▶ [Set problem] Repeat every line of the listing below exactly, minus the pictures.

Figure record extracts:
★ ★ ★ ★
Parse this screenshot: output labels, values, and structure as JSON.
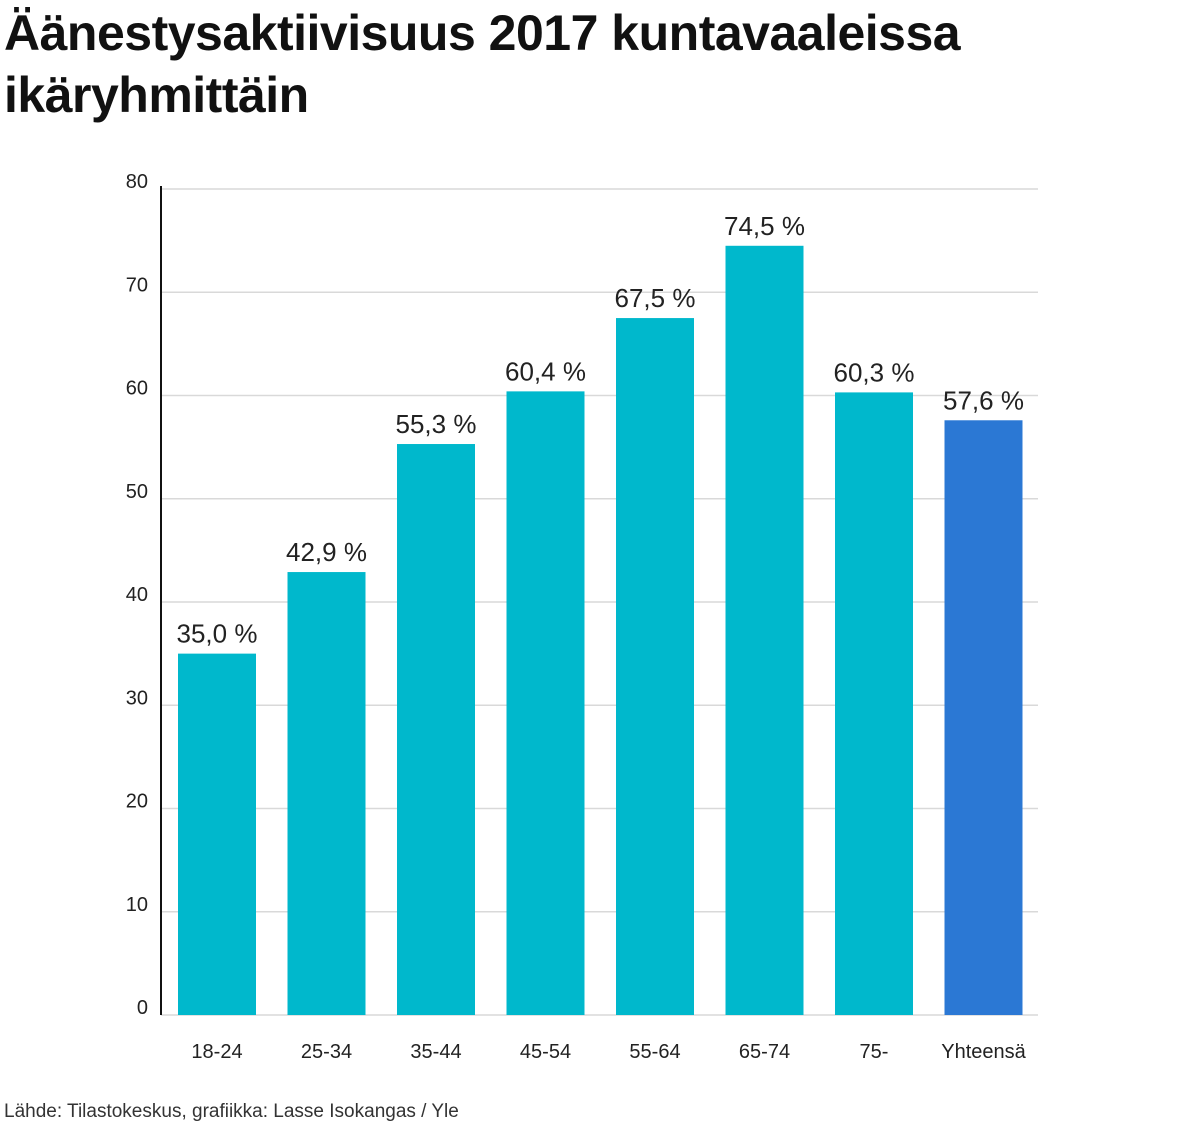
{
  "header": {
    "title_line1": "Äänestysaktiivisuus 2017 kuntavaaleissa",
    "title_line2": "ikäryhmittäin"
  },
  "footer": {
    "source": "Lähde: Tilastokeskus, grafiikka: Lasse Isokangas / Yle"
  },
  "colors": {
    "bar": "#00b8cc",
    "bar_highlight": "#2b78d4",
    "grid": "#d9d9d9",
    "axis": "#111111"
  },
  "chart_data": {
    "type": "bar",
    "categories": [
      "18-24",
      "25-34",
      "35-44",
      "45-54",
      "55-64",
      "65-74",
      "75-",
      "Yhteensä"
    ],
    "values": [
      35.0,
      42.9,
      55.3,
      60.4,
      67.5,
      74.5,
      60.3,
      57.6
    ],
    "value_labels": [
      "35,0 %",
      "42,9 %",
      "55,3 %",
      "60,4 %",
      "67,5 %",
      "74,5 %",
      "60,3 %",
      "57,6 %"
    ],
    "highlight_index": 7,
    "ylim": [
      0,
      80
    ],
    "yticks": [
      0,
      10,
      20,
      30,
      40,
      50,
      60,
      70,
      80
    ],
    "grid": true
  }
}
★ ★ ★ ★
▶ [Result of the exercise]
Parse this screenshot: output labels, values, and structure as JSON.
{
  "header": {
    "title_line1": "Äänestysaktiivisuus 2017 kuntavaaleissa",
    "title_line2": "ikäryhmittäin"
  },
  "footer": {
    "source": "Lähde: Tilastokeskus, grafiikka: Lasse Isokangas / Yle"
  },
  "colors": {
    "bar": "#00b8cc",
    "bar_highlight": "#2b78d4",
    "grid": "#d9d9d9",
    "axis": "#111111"
  },
  "chart_data": {
    "type": "bar",
    "categories": [
      "18-24",
      "25-34",
      "35-44",
      "45-54",
      "55-64",
      "65-74",
      "75-",
      "Yhteensä"
    ],
    "values": [
      35.0,
      42.9,
      55.3,
      60.4,
      67.5,
      74.5,
      60.3,
      57.6
    ],
    "value_labels": [
      "35,0 %",
      "42,9 %",
      "55,3 %",
      "60,4 %",
      "67,5 %",
      "74,5 %",
      "60,3 %",
      "57,6 %"
    ],
    "highlight_index": 7,
    "ylim": [
      0,
      80
    ],
    "yticks": [
      0,
      10,
      20,
      30,
      40,
      50,
      60,
      70,
      80
    ],
    "grid": true
  }
}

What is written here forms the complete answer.